= WHAT YOU NEED TO DO =
Review the listing and copy each line that holds the word "SELF".

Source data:
----------
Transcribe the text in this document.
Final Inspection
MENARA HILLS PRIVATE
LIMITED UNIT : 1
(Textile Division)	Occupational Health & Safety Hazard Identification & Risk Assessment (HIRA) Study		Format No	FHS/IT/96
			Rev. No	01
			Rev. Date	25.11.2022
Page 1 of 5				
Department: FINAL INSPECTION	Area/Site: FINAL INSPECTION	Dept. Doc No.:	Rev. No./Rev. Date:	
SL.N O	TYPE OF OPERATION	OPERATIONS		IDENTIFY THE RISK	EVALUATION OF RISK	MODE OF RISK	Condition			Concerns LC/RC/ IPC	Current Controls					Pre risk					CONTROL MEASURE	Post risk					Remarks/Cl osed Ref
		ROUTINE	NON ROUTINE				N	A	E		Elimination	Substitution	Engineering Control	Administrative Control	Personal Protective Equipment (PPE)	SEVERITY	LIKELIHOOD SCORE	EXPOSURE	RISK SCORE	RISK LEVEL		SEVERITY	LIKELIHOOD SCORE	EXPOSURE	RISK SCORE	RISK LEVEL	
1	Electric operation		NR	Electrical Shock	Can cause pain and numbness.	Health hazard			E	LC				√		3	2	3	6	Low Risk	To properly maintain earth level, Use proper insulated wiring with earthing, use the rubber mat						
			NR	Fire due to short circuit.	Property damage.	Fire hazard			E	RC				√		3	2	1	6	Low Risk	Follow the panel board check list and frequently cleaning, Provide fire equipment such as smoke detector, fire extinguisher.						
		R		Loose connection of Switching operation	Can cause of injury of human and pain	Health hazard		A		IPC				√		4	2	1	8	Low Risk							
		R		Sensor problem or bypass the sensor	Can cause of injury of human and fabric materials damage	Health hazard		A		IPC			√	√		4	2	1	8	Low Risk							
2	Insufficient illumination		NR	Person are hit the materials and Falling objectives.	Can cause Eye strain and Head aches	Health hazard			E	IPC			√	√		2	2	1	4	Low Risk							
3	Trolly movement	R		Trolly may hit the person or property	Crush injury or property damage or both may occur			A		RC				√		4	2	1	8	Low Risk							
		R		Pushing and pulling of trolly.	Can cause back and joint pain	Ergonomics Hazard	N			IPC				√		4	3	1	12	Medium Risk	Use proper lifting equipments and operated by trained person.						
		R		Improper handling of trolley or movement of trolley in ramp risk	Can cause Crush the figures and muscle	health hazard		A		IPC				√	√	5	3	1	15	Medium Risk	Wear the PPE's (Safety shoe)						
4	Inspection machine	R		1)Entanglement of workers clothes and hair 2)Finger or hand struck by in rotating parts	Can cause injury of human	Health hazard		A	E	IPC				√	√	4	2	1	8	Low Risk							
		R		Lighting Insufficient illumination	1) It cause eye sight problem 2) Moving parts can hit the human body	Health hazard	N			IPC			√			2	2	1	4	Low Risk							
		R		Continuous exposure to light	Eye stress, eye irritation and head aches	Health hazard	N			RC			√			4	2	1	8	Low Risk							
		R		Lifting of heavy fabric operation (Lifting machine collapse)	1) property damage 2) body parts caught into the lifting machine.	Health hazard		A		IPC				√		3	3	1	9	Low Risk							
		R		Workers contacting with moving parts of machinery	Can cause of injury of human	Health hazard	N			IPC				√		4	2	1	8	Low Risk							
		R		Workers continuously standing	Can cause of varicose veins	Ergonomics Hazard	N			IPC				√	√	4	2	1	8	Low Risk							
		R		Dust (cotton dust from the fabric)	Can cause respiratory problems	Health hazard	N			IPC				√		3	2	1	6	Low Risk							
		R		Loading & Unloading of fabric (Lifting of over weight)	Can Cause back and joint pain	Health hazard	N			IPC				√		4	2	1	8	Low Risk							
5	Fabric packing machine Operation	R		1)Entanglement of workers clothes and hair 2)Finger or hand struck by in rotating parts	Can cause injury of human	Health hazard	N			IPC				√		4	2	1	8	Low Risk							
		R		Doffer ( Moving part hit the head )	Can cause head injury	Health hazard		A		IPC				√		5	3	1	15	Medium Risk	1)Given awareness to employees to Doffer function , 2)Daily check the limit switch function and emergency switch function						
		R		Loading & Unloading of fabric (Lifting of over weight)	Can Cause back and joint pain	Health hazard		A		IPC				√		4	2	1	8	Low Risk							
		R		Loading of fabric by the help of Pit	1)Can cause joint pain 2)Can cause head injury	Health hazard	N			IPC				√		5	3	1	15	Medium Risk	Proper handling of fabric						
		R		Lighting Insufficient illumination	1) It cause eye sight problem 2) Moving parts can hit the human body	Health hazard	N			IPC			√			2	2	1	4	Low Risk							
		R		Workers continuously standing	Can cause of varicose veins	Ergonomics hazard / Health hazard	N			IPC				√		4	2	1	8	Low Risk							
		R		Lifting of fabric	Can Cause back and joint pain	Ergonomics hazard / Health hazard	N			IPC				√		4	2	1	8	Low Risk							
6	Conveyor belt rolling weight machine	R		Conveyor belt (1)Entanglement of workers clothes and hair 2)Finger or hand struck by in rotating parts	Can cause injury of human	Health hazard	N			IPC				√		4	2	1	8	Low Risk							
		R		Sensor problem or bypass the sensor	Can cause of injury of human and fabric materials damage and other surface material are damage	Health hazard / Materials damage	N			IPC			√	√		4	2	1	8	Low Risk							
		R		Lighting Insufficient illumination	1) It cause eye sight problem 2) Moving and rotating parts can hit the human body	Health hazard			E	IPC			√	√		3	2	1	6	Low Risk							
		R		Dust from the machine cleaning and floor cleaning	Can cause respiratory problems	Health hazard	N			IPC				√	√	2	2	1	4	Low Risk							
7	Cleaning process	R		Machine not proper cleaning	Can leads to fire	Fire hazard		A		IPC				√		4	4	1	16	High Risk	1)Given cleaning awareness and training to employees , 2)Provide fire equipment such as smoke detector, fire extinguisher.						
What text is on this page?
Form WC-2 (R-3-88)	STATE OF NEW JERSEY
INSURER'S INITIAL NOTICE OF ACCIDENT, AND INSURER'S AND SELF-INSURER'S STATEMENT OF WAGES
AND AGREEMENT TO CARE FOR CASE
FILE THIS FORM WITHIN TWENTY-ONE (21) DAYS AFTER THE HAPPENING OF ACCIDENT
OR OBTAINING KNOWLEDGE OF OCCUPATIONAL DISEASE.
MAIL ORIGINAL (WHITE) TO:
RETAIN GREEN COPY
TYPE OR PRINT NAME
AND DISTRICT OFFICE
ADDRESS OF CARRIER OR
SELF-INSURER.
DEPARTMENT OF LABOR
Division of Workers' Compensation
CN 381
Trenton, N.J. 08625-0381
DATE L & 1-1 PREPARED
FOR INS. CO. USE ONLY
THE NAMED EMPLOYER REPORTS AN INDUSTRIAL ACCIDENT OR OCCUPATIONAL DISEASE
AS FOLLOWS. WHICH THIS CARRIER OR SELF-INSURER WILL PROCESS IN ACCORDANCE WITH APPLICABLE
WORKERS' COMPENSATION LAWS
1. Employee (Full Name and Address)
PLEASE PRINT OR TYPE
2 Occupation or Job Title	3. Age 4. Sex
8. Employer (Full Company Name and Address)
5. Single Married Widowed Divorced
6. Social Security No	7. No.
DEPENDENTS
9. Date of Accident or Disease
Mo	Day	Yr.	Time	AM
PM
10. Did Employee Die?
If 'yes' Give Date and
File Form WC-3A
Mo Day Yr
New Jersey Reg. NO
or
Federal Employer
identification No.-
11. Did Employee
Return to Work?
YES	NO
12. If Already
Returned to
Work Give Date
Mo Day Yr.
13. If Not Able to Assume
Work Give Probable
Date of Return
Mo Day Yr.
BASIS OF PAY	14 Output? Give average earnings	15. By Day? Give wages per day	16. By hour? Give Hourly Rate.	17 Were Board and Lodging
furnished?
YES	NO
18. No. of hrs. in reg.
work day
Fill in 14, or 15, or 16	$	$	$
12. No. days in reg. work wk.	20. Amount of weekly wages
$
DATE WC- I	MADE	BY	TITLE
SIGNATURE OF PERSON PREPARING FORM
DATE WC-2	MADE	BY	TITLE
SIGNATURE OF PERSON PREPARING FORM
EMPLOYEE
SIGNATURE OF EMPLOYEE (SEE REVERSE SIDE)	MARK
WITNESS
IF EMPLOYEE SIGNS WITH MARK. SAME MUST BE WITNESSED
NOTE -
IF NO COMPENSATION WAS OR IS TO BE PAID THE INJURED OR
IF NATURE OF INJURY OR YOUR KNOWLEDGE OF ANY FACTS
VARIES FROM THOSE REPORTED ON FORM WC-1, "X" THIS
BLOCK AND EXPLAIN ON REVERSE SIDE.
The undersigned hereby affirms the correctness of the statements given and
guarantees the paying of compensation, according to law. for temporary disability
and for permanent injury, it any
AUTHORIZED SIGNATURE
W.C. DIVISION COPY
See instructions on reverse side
----------
= ANSWER TO THIS TASK =
INSURER'S INITIAL NOTICE OF ACCIDENT, AND INSURER'S AND SELF-INSURER'S STATEMENT OF WAGES
SELF-INSURER.
AS FOLLOWS. WHICH THIS CARRIER OR SELF-INSURER WILL PROCESS IN ACCORDANCE WITH APPLICABLE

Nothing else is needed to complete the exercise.